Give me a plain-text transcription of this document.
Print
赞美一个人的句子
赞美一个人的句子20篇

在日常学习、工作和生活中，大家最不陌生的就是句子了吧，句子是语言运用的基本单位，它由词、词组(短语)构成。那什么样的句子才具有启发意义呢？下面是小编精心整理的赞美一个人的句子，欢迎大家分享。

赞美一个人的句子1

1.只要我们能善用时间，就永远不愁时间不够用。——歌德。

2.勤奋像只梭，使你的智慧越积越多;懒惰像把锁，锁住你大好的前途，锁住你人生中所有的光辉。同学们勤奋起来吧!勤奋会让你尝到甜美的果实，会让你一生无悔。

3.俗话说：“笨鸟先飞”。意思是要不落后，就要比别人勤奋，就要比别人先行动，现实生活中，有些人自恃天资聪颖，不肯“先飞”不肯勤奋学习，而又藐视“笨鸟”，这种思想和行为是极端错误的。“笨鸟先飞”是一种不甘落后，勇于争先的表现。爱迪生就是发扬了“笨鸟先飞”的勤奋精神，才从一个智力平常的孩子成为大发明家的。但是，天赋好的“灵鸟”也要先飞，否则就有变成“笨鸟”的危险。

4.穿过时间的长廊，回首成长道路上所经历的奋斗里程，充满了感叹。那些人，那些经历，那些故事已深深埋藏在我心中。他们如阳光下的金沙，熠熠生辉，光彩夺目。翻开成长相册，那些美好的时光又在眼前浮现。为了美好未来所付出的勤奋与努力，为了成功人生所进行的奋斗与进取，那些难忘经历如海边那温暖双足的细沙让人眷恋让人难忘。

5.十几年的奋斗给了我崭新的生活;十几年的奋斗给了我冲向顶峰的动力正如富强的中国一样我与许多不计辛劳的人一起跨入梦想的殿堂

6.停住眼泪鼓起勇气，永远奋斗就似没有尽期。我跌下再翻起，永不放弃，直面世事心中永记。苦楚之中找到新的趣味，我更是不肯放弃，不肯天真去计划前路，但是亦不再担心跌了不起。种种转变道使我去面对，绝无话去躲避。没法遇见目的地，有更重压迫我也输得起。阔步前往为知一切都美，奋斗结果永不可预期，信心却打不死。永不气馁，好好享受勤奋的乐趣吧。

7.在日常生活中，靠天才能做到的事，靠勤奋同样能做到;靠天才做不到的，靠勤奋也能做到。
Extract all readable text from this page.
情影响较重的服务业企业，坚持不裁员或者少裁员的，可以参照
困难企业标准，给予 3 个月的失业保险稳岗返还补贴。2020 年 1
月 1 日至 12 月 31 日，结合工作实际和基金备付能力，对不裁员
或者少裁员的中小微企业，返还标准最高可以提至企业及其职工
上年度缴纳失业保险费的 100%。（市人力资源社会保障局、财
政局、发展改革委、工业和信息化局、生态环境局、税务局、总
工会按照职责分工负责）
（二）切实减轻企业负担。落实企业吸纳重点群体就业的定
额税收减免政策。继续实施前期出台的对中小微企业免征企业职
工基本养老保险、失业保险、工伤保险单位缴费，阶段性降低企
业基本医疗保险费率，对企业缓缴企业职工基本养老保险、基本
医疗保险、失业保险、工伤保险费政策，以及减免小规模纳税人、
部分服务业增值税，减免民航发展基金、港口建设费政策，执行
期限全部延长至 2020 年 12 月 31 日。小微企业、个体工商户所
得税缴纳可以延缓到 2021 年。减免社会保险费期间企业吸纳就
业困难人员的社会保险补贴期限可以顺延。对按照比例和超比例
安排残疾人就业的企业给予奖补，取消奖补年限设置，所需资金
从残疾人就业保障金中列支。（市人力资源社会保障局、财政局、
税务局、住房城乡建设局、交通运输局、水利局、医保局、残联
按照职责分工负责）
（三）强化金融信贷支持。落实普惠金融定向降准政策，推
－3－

### GIVEN INSTRUCTION
Return exactly the lines of the data, and only those, from the line with "Extract all readable text from this page." through the last line, inclusive.

### RESPONSE TO THIS TASK
Extract all readable text from this page.
情影响较重的服务业企业，坚持不裁员或者少裁员的，可以参照
困难企业标准，给予 3 个月的失业保险稳岗返还补贴。2020 年 1
月 1 日至 12 月 31 日，结合工作实际和基金备付能力，对不裁员
或者少裁员的中小微企业，返还标准最高可以提至企业及其职工
上年度缴纳失业保险费的 100%。（市人力资源社会保障局、财
政局、发展改革委、工业和信息化局、生态环境局、税务局、总
工会按照职责分工负责）
（二）切实减轻企业负担。落实企业吸纳重点群体就业的定
额税收减免政策。继续实施前期出台的对中小微企业免征企业职
工基本养老保险、失业保险、工伤保险单位缴费，阶段性降低企
业基本医疗保险费率，对企业缓缴企业职工基本养老保险、基本
医疗保险、失业保险、工伤保险费政策，以及减免小规模纳税人、
部分服务业增值税，减免民航发展基金、港口建设费政策，执行
期限全部延长至 2020 年 12 月 31 日。小微企业、个体工商户所
得税缴纳可以延缓到 2021 年。减免社会保险费期间企业吸纳就
业困难人员的社会保险补贴期限可以顺延。对按照比例和超比例
安排残疾人就业的企业给予奖补，取消奖补年限设置，所需资金
从残疾人就业保障金中列支。（市人力资源社会保障局、财政局、
税务局、住房城乡建设局、交通运输局、水利局、医保局、残联
按照职责分工负责）
（三）强化金融信贷支持。落实普惠金融定向降准政策，推
－3－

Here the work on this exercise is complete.